- **Input records**:

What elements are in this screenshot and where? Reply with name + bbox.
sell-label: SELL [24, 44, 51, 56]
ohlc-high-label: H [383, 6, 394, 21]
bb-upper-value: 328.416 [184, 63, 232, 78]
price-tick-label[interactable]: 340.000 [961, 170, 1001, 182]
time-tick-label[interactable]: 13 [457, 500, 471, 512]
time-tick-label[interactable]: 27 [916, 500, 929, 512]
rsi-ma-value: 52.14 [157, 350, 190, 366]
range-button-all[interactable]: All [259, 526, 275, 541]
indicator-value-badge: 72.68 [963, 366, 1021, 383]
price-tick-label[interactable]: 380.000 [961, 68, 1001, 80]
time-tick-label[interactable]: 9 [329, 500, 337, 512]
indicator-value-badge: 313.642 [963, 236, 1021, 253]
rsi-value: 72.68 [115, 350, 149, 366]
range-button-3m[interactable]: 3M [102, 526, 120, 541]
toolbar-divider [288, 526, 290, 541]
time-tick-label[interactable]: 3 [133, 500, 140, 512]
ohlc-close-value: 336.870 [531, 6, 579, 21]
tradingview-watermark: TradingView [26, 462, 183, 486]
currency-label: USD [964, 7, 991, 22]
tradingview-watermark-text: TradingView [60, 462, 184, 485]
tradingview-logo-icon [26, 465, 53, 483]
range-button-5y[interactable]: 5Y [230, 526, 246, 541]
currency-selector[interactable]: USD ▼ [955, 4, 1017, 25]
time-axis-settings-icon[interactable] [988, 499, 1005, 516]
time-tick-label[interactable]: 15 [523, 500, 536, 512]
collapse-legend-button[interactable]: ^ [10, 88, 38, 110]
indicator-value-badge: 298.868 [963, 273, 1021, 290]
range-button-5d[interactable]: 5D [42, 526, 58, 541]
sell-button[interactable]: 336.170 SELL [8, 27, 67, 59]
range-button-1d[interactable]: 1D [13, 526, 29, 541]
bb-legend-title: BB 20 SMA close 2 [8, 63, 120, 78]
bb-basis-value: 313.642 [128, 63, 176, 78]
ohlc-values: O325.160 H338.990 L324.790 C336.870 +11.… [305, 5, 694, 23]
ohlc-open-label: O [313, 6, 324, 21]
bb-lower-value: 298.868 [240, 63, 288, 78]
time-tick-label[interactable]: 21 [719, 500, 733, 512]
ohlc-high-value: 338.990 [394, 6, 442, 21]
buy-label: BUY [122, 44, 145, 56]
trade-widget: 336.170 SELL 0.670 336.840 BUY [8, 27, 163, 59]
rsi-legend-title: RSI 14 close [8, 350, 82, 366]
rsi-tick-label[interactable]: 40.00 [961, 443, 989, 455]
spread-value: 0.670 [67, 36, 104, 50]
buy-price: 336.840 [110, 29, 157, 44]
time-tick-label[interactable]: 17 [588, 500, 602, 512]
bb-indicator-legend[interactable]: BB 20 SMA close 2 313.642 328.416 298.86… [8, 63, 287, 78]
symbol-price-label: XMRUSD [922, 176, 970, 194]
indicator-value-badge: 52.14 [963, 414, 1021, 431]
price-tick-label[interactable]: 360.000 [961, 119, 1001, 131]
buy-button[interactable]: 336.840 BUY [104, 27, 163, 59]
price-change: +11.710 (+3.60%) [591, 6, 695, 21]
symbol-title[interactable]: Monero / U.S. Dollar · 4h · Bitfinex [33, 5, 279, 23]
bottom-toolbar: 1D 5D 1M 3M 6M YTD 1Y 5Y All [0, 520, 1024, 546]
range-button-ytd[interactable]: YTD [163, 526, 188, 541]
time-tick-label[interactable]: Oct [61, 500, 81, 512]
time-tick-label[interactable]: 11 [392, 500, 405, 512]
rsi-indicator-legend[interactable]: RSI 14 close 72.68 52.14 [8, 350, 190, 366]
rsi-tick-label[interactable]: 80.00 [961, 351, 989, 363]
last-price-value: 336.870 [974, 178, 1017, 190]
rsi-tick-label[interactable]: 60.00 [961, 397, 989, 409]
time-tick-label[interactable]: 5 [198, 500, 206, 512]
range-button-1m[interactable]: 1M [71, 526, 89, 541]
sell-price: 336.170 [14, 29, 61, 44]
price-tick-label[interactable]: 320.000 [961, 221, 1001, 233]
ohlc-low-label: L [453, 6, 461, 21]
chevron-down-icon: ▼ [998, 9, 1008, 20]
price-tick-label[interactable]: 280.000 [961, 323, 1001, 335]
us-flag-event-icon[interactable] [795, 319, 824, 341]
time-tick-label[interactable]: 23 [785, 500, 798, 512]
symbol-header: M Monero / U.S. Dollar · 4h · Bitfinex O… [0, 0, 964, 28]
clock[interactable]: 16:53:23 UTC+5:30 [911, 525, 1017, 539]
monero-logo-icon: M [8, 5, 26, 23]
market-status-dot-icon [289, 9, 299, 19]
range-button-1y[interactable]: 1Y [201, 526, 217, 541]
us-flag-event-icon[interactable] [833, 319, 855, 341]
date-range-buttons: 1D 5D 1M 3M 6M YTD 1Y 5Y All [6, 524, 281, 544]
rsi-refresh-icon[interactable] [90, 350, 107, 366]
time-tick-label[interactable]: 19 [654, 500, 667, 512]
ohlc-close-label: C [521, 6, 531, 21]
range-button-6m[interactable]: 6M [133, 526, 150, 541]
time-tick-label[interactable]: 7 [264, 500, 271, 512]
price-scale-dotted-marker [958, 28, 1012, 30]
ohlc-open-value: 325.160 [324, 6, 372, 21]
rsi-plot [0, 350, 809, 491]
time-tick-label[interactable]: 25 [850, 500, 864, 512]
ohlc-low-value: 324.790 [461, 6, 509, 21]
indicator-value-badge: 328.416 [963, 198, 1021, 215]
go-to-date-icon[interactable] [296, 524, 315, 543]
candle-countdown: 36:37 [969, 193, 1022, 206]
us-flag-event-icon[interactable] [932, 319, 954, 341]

- **Challenge**: Arrange the records, from the first line down through the line that contains "tradingview-watermark-text: TradingView [60, 462, 184, 485]", as a Markdown table with two columns, Row and Entry. Put a running number in Row and the line itself in Entry, and omit any blank lines.

- **Solution**:
| Row | Entry |
|---|---|
| 1 | What elements are in this screenshot and where? Reply with name + bbox. |
| 2 | sell-label: SELL [24, 44, 51, 56] |
| 3 | ohlc-high-label: H [383, 6, 394, 21] |
| 4 | bb-upper-value: 328.416 [184, 63, 232, 78] |
| 5 | price-tick-label[interactable]: 340.000 [961, 170, 1001, 182] |
| 6 | time-tick-label[interactable]: 13 [457, 500, 471, 512] |
| 7 | time-tick-label[interactable]: 27 [916, 500, 929, 512] |
| 8 | rsi-ma-value: 52.14 [157, 350, 190, 366] |
| 9 | range-button-all[interactable]: All [259, 526, 275, 541] |
| 10 | indicator-value-badge: 72.68 [963, 366, 1021, 383] |
| 11 | price-tick-label[interactable]: 380.000 [961, 68, 1001, 80] |
| 12 | time-tick-label[interactable]: 9 [329, 500, 337, 512] |
| 13 | indicator-value-badge: 313.642 [963, 236, 1021, 253] |
| 14 | rsi-value: 72.68 [115, 350, 149, 366] |
| 15 | range-button-3m[interactable]: 3M [102, 526, 120, 541] |
| 16 | toolbar-divider [288, 526, 290, 541] |
| 17 | time-tick-label[interactable]: 3 [133, 500, 140, 512] |
| 18 | ohlc-close-value: 336.870 [531, 6, 579, 21] |
| 19 | tradingview-watermark: TradingView [26, 462, 183, 486] |
| 20 | currency-label: USD [964, 7, 991, 22] |
| 21 | tradingview-watermark-text: TradingView [60, 462, 184, 485] |